◆ **Given instruction**
Take every line from the listing below that contains "title".

------

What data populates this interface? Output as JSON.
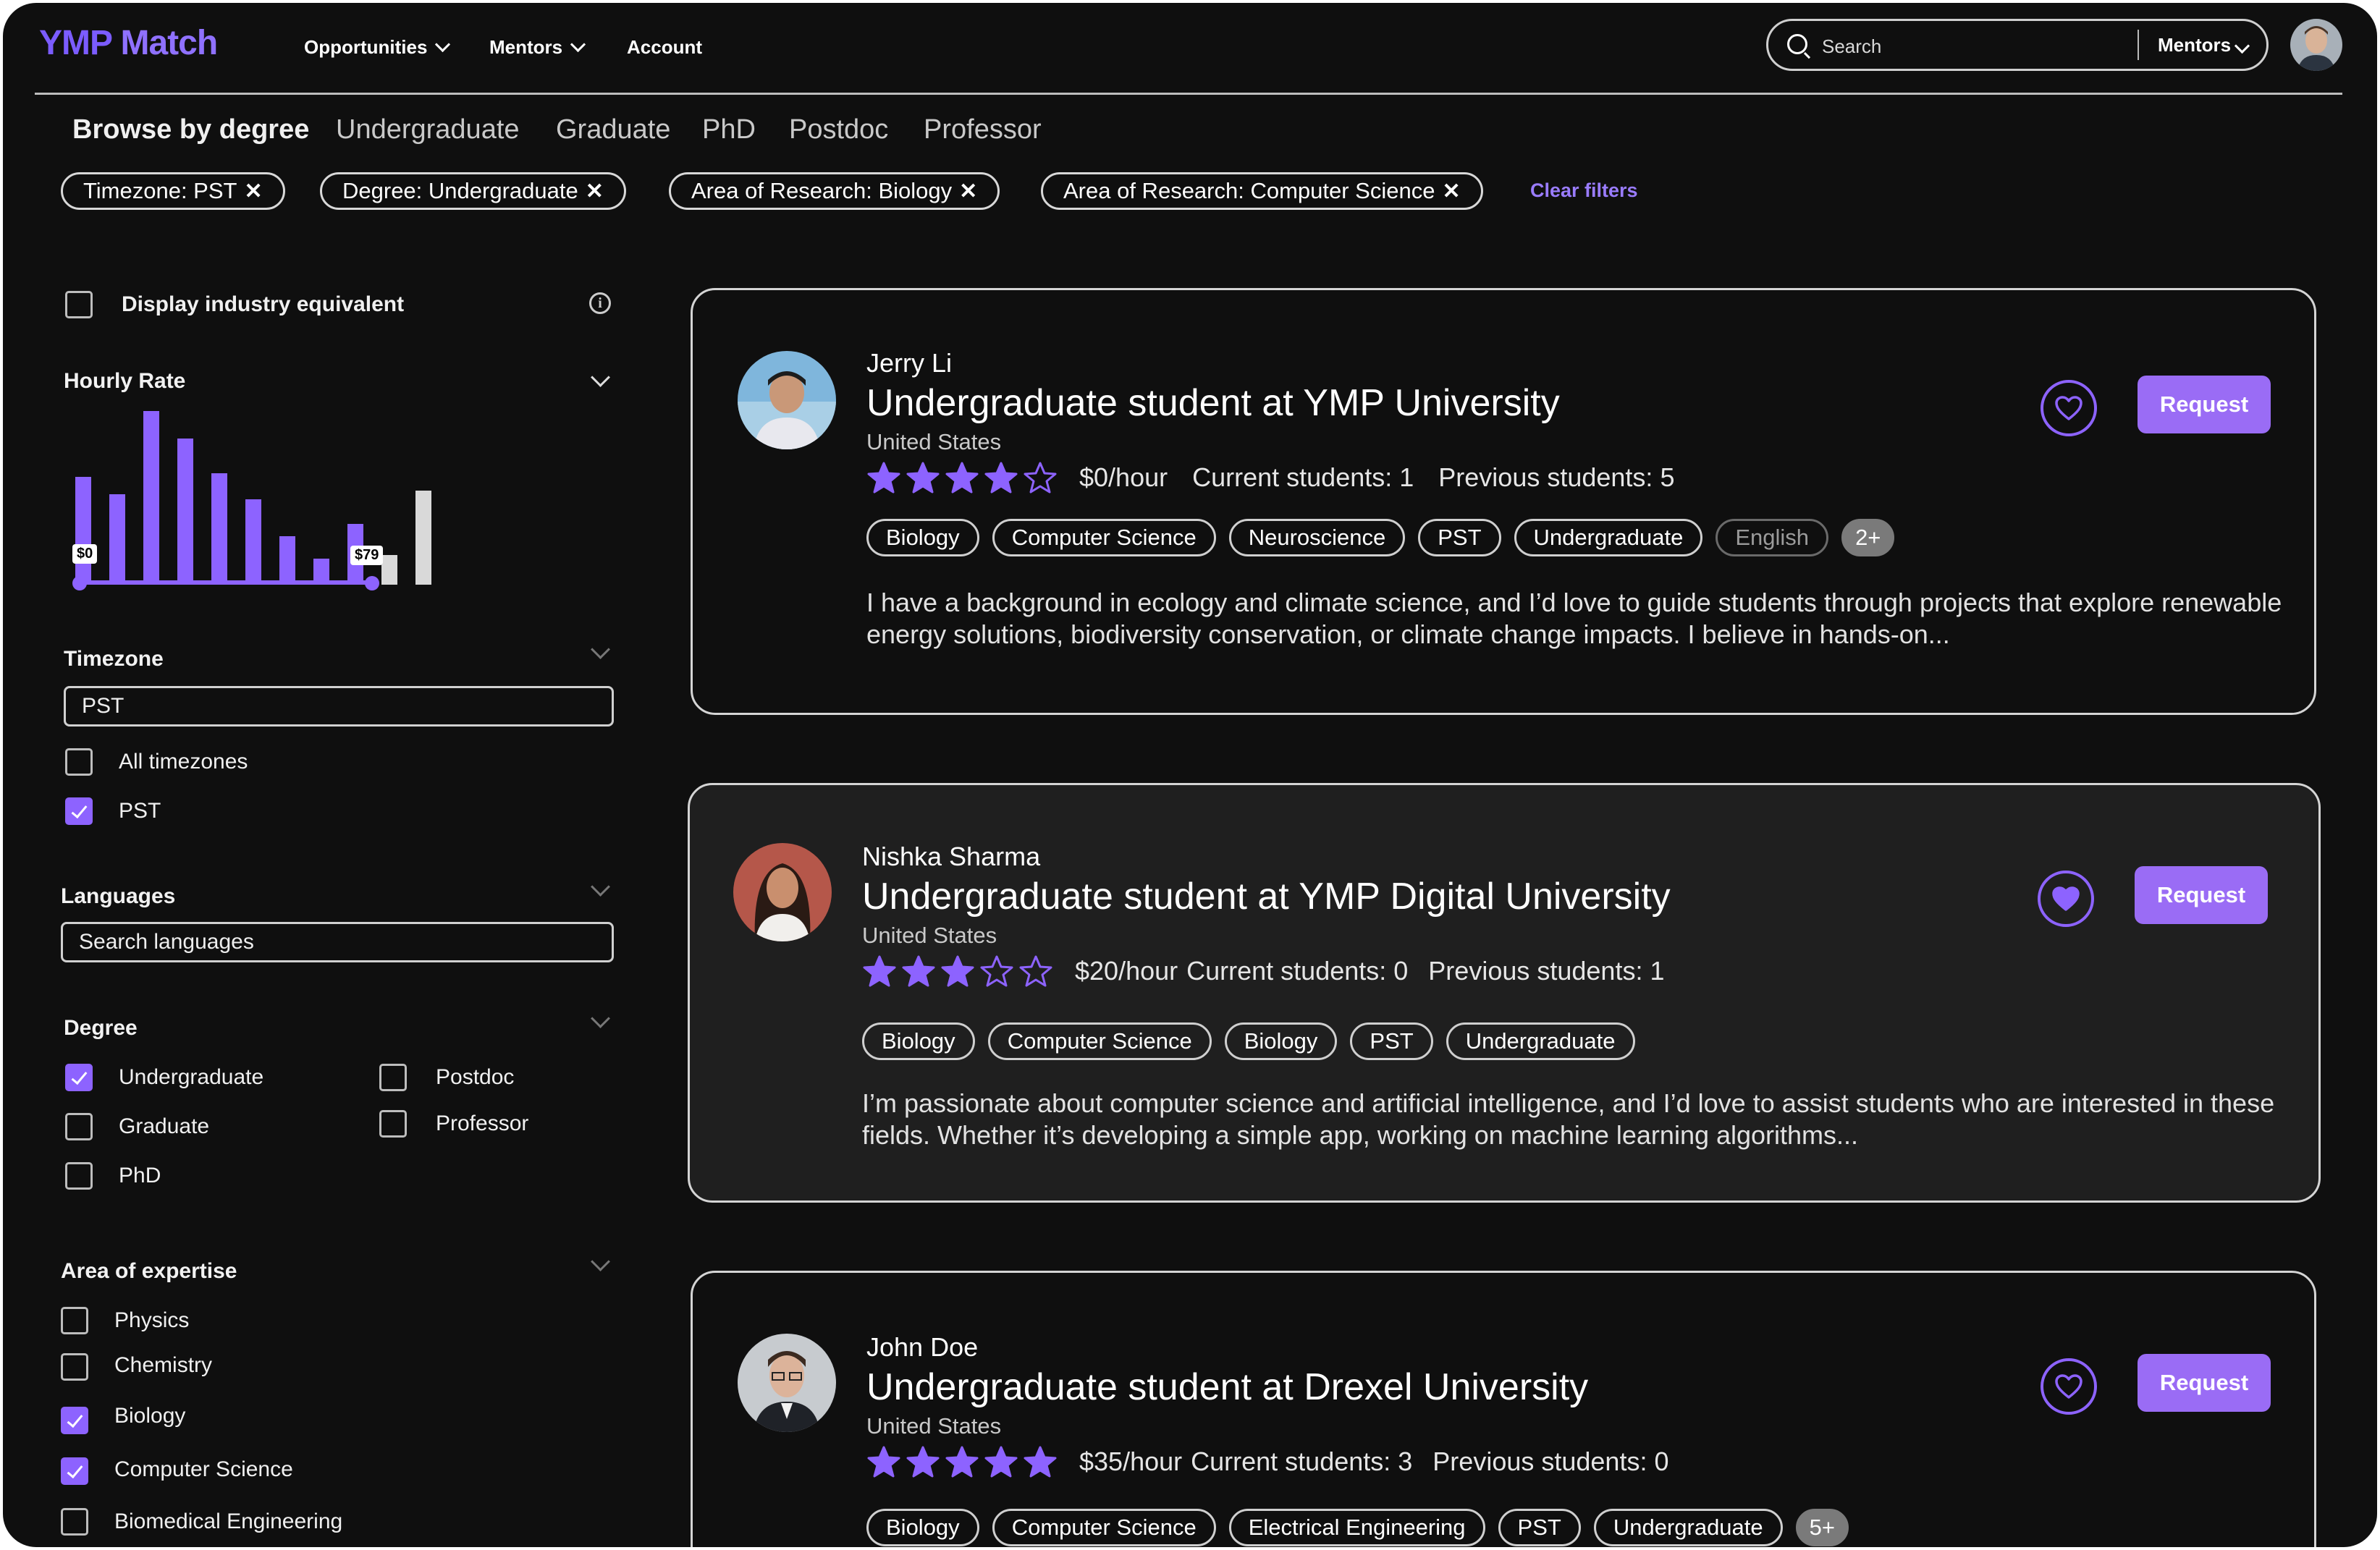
{
  "header": {
    "logo_ymp": "YMP",
    "logo_match": " Match",
    "nav": [
      "Opportunities",
      "Mentors",
      "Account"
    ],
    "search_placeholder": "Search",
    "search_scope": "Mentors"
  },
  "degree_tabs": {
    "heading": "Browse by degree",
    "items": [
      "Undergraduate",
      "Graduate",
      "PhD",
      "Postdoc",
      "Professor"
    ]
  },
  "active_filters": [
    "Timezone: PST",
    "Degree: Undergraduate",
    "Area of Research: Biology",
    "Area of Research: Computer Science"
  ],
  "clear_filters": "Clear filters",
  "sidebar": {
    "industry_equivalent": {
      "label": "Display industry equivalent",
      "checked": false
    },
    "hourly_rate": {
      "label": "Hourly Rate",
      "min_label": "$0",
      "max_label": "$79",
      "histogram_heights": [
        0.62,
        0.52,
        1.0,
        0.84,
        0.64,
        0.49,
        0.28,
        0.15,
        0.35,
        0.17,
        0.54
      ]
    },
    "timezone": {
      "label": "Timezone",
      "value": "PST",
      "options": [
        {
          "label": "All timezones",
          "checked": false
        },
        {
          "label": "PST",
          "checked": true
        }
      ]
    },
    "languages": {
      "label": "Languages",
      "placeholder": "Search languages"
    },
    "degree": {
      "label": "Degree",
      "options": [
        {
          "label": "Undergraduate",
          "checked": true
        },
        {
          "label": "Graduate",
          "checked": false
        },
        {
          "label": "PhD",
          "checked": false
        },
        {
          "label": "Postdoc",
          "checked": false
        },
        {
          "label": "Professor",
          "checked": false
        }
      ]
    },
    "expertise": {
      "label": "Area of expertise",
      "options": [
        {
          "label": "Physics",
          "checked": false
        },
        {
          "label": "Chemistry",
          "checked": false
        },
        {
          "label": "Biology",
          "checked": true
        },
        {
          "label": "Computer Science",
          "checked": true
        },
        {
          "label": "Biomedical Engineering",
          "checked": false
        }
      ]
    }
  },
  "mentors": [
    {
      "name": "Jerry Li",
      "title": "Undergraduate student at YMP University",
      "location": "United States",
      "rating": 4,
      "rate": "$0/hour",
      "current": "Current students: 1",
      "previous": "Previous students: 5",
      "tags": [
        "Biology",
        "Computer Science",
        "Neuroscience",
        "PST",
        "Undergraduate"
      ],
      "dim_tag": "English",
      "more": "2+",
      "favorited": false,
      "description": "I have a background in ecology and climate science, and I’d love to guide students through projects that explore renewable energy solutions, biodiversity conservation, or climate change impacts. I believe in hands-on...",
      "button": "Request"
    },
    {
      "name": "Nishka Sharma",
      "title": "Undergraduate student at YMP Digital University",
      "location": "United States",
      "rating": 3,
      "rate": "$20/hour",
      "current": "Current students: 0",
      "previous": "Previous students: 1",
      "tags": [
        "Biology",
        "Computer Science",
        "Biology",
        "PST",
        "Undergraduate"
      ],
      "dim_tag": "",
      "more": "",
      "favorited": true,
      "description": "I’m passionate about computer science and artificial intelligence, and I’d love to assist students who are interested in these fields. Whether it’s developing a simple app, working on machine learning algorithms...",
      "button": "Request"
    },
    {
      "name": "John Doe",
      "title": "Undergraduate student at Drexel University",
      "location": "United States",
      "rating": 5,
      "rate": "$35/hour",
      "current": "Current students: 3",
      "previous": "Previous students: 0",
      "tags": [
        "Biology",
        "Computer Science",
        "Electrical Engineering",
        "PST",
        "Undergraduate"
      ],
      "dim_tag": "",
      "more": "5+",
      "favorited": false,
      "description": "",
      "button": "Request"
    }
  ],
  "colors": {
    "accent": "#8d63ff",
    "button": "#9a6cf5",
    "background": "#0f0f0f",
    "active_card": "#1f1f1f",
    "logo": "#7b5cff"
  }
}
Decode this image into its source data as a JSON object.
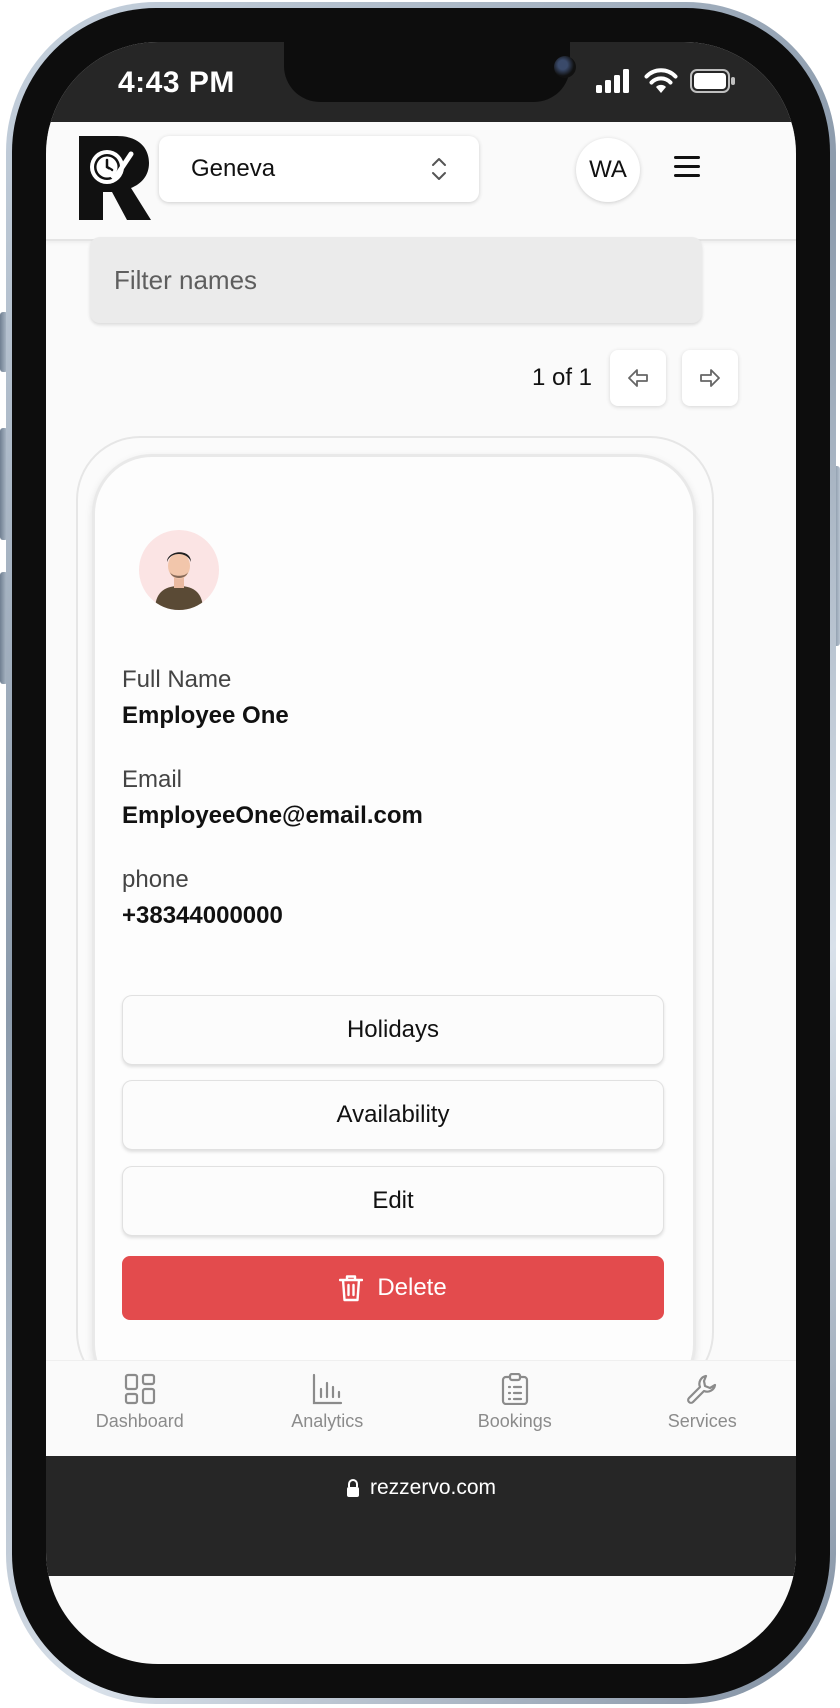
{
  "status_bar": {
    "time": "4:43 PM"
  },
  "header": {
    "location": "Geneva",
    "user_initials": "WA"
  },
  "filter": {
    "placeholder": "Filter names"
  },
  "pagination": {
    "text": "1 of 1"
  },
  "employee": {
    "full_name_label": "Full Name",
    "full_name": "Employee One",
    "email_label": "Email",
    "email": "EmployeeOne@email.com",
    "phone_label": "phone",
    "phone": "+38344000000"
  },
  "actions": {
    "holidays": "Holidays",
    "availability": "Availability",
    "edit": "Edit",
    "delete": "Delete"
  },
  "bottom_nav": [
    {
      "label": "Dashboard",
      "icon": "dashboard-icon"
    },
    {
      "label": "Analytics",
      "icon": "analytics-icon"
    },
    {
      "label": "Bookings",
      "icon": "clipboard-icon"
    },
    {
      "label": "Services",
      "icon": "wrench-icon"
    }
  ],
  "browser": {
    "url": "rezzervo.com"
  },
  "colors": {
    "delete": "#e34b4d",
    "nav_inactive": "#8b8b8b",
    "frame": "#0d0d0d"
  }
}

------

◆ **Answer to this exercise**
      "title": "Undergraduate student at YMP University",
      "title": "Undergraduate student at YMP Digital University",
      "title": "Undergraduate student at Drexel University",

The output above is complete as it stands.